● SET EXERCISE: Copy the data exactly; pictures stay out of the copy.

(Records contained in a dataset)
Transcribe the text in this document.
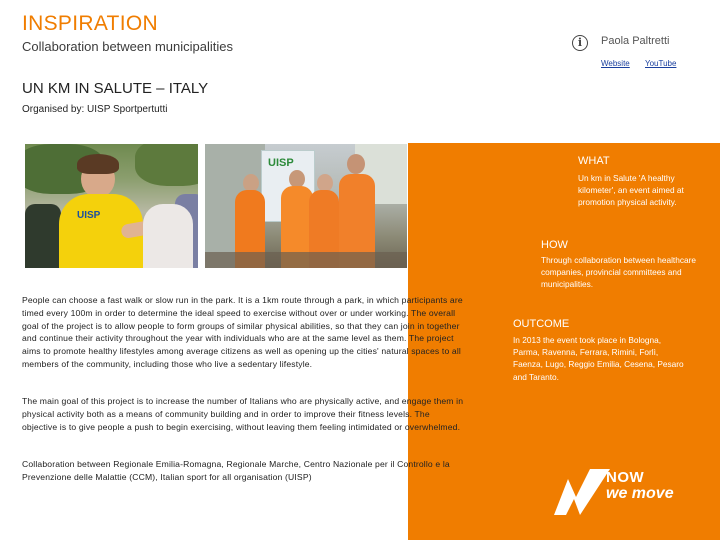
INSPIRATION
Collaboration between municipalities	i	Paola Paltretti
Website YouTube
UN KM IN SALUTE – ITALY
Organised by: UISP Sportpertutti
UISP
UISP	WHAT
Un km in Salute 'A healthy kilometer', an event aimed at promotion physical activity.
HOW
Through collaboration between healthcare companies, provincial committees and municipalities.
OUTCOME
In 2013 the event took place in Bologna, Parma, Ravenna, Ferrara, Rimini, Forlì, Faenza, Lugo, Reggio Emilia, Cesena, Pesaro and Taranto.
NOW
we move
People can choose a fast walk or slow run in the park. It is a 1km route through a park, in which participants are timed every 100m in order to determine the ideal speed to exercise without over or under working. The overall goal of the project is to allow people to form groups of similar physical abilities, so that they can join in together and continue their activity throughout the year with individuals who are at the same level as them. The project aims to promote healthy lifestyles among average citizens as well as opening up the cities' natural spaces to all members of the community, including those who live a sedentary lifestyle.
The main goal of this project is to increase the number of Italians who are physically active, and engage them in physical activity both as a means of community building and in order to improve their fitness levels. The objective is to give people a push to begin exercising, without leaving them feeling intimidated or overwhelmed.
Collaboration between Regionale Emilia-Romagna, Regionale Marche, Centro Nazionale per il Controllo e la Prevenzione delle Malattie (CCM), Italian sport for all organisation (UISP)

● COMPLETED TASK:
Transcribe the text in this document.
INSPIRATION
Collaboration between municipalities	i	Paola Paltretti
Website YouTube
UN KM IN SALUTE – ITALY
Organised by: UISP Sportpertutti
UISP
UISP	WHAT
Un km in Salute 'A healthy kilometer', an event aimed at promotion physical activity.
HOW
Through collaboration between healthcare companies, provincial committees and municipalities.
OUTCOME
In 2013 the event took place in Bologna, Parma, Ravenna, Ferrara, Rimini, Forlì, Faenza, Lugo, Reggio Emilia, Cesena, Pesaro and Taranto.
NOW
we move
People can choose a fast walk or slow run in the park. It is a 1km route through a park, in which participants are timed every 100m in order to determine the ideal speed to exercise without over or under working. The overall goal of the project is to allow people to form groups of similar physical abilities, so that they can join in together and continue their activity throughout the year with individuals who are at the same level as them. The project aims to promote healthy lifestyles among average citizens as well as opening up the cities' natural spaces to all members of the community, including those who live a sedentary lifestyle.
The main goal of this project is to increase the number of Italians who are physically active, and engage them in physical activity both as a means of community building and in order to improve their fitness levels. The objective is to give people a push to begin exercising, without leaving them feeling intimidated or overwhelmed.
Collaboration between Regionale Emilia-Romagna, Regionale Marche, Centro Nazionale per il Controllo e la Prevenzione delle Malattie (CCM), Italian sport for all organisation (UISP)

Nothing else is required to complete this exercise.